* WHAT YOU SHOULD DO
Return the listing below verbatim. Pictures do not belong in the copy.

* GIVEN DATA

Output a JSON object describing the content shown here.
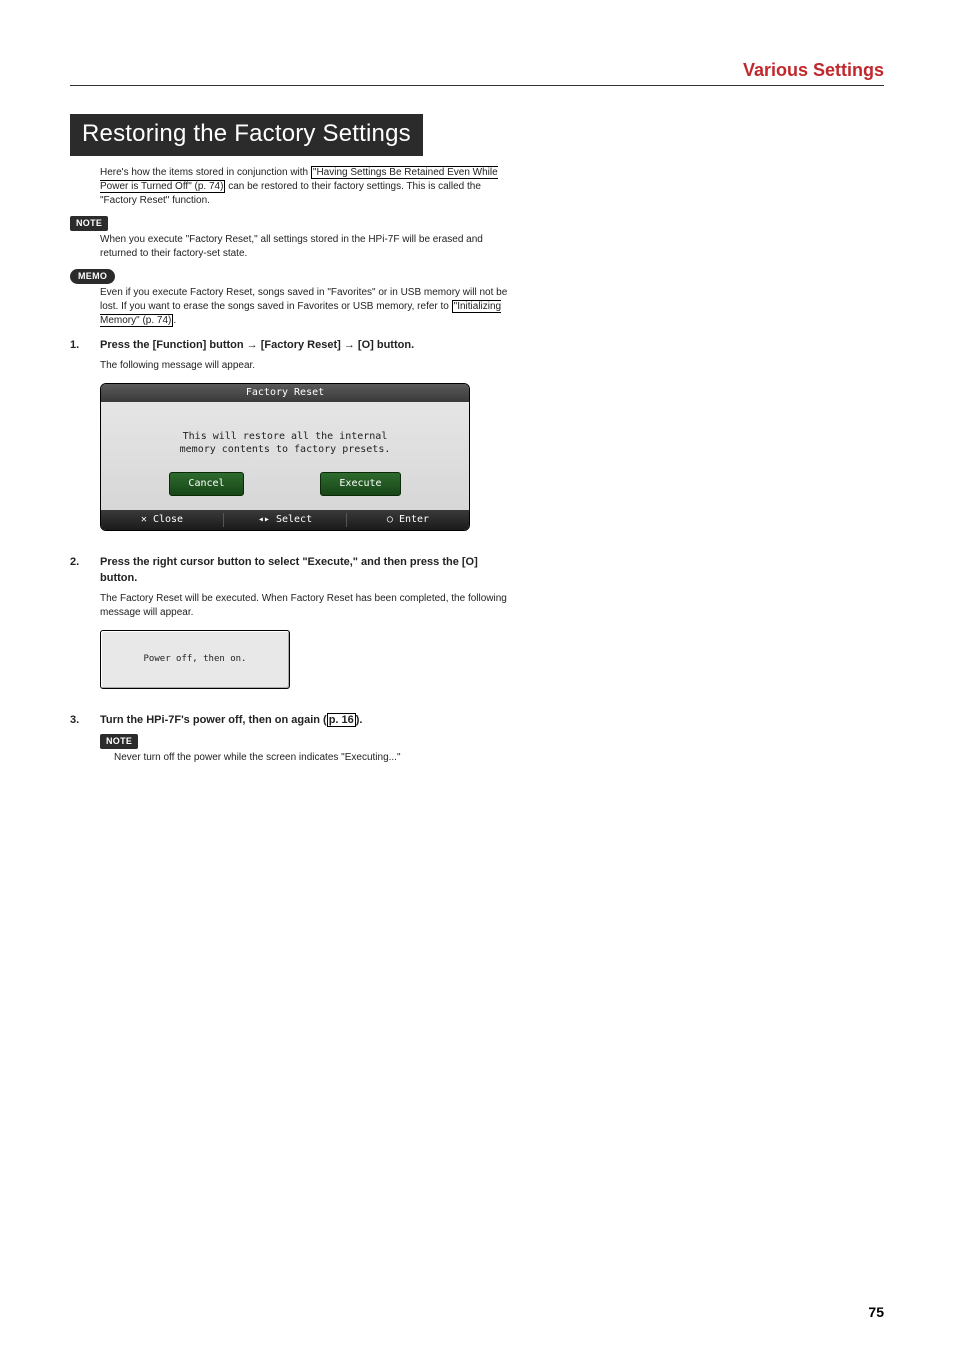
{
  "header": {
    "section_title": "Various Settings"
  },
  "banner": {
    "title": "Restoring the Factory Settings"
  },
  "intro": {
    "prefix": "Here's how the items stored in conjunction with ",
    "link": "\"Having Settings Be Retained Even While Power is Turned Off\" (p. 74)",
    "suffix": " can be restored to their factory settings. This is called the \"Factory Reset\" function."
  },
  "note1": {
    "label": "NOTE",
    "body": "When you execute \"Factory Reset,\" all settings stored in the HPi-7F will be erased and returned to their factory-set state."
  },
  "memo1": {
    "label": "MEMO",
    "body_prefix": "Even if you execute Factory Reset, songs saved in \"Favorites\" or in USB memory will not be lost. If you want to erase the songs saved in Favorites or USB memory, refer to ",
    "body_link": "\"Initializing Memory\" (p. 74)",
    "body_suffix": "."
  },
  "step1": {
    "num": "1.",
    "title_parts": {
      "p1": "Press the [Function] button ",
      "arrow1": "→",
      "p2": " [Factory Reset] ",
      "arrow2": "→",
      "p3": " [O] button."
    },
    "desc": "The following message will appear."
  },
  "scr1": {
    "title": "Factory Reset",
    "line1": "This will restore all the internal",
    "line2": "memory contents to factory presets.",
    "btn_cancel": "Cancel",
    "btn_execute": "Execute",
    "foot_close": "✕ Close",
    "foot_select": "◂▸ Select",
    "foot_enter": "○ Enter"
  },
  "step2": {
    "num": "2.",
    "title": "Press the right cursor button to select \"Execute,\" and then press the [O] button.",
    "desc": "The Factory Reset will be executed. When Factory Reset has been completed, the following message will appear."
  },
  "scr2": {
    "text": "Power off, then on."
  },
  "step3": {
    "num": "3.",
    "title_prefix": "Turn the HPi-7F's power off, then on again (",
    "title_link": "p. 16",
    "title_suffix": ")."
  },
  "note2": {
    "label": "NOTE",
    "body": "Never turn off the power while the screen indicates \"Executing...\""
  },
  "page_number": "75"
}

* TASK SOLUTION
Output a JSON object describing the content shown here.
{
  "header": {
    "section_title": "Various Settings"
  },
  "banner": {
    "title": "Restoring the Factory Settings"
  },
  "intro": {
    "prefix": "Here's how the items stored in conjunction with ",
    "link": "\"Having Settings Be Retained Even While Power is Turned Off\" (p. 74)",
    "suffix": " can be restored to their factory settings. This is called the \"Factory Reset\" function."
  },
  "note1": {
    "label": "NOTE",
    "body": "When you execute \"Factory Reset,\" all settings stored in the HPi-7F will be erased and returned to their factory-set state."
  },
  "memo1": {
    "label": "MEMO",
    "body_prefix": "Even if you execute Factory Reset, songs saved in \"Favorites\" or in USB memory will not be lost. If you want to erase the songs saved in Favorites or USB memory, refer to ",
    "body_link": "\"Initializing Memory\" (p. 74)",
    "body_suffix": "."
  },
  "step1": {
    "num": "1.",
    "title_parts": {
      "p1": "Press the [Function] button ",
      "arrow1": "→",
      "p2": " [Factory Reset] ",
      "arrow2": "→",
      "p3": " [O] button."
    },
    "desc": "The following message will appear."
  },
  "scr1": {
    "title": "Factory Reset",
    "line1": "This will restore all the internal",
    "line2": "memory contents to factory presets.",
    "btn_cancel": "Cancel",
    "btn_execute": "Execute",
    "foot_close": "✕ Close",
    "foot_select": "◂▸ Select",
    "foot_enter": "○ Enter"
  },
  "step2": {
    "num": "2.",
    "title": "Press the right cursor button to select \"Execute,\" and then press the [O] button.",
    "desc": "The Factory Reset will be executed. When Factory Reset has been completed, the following message will appear."
  },
  "scr2": {
    "text": "Power off, then on."
  },
  "step3": {
    "num": "3.",
    "title_prefix": "Turn the HPi-7F's power off, then on again (",
    "title_link": "p. 16",
    "title_suffix": ")."
  },
  "note2": {
    "label": "NOTE",
    "body": "Never turn off the power while the screen indicates \"Executing...\""
  },
  "page_number": "75"
}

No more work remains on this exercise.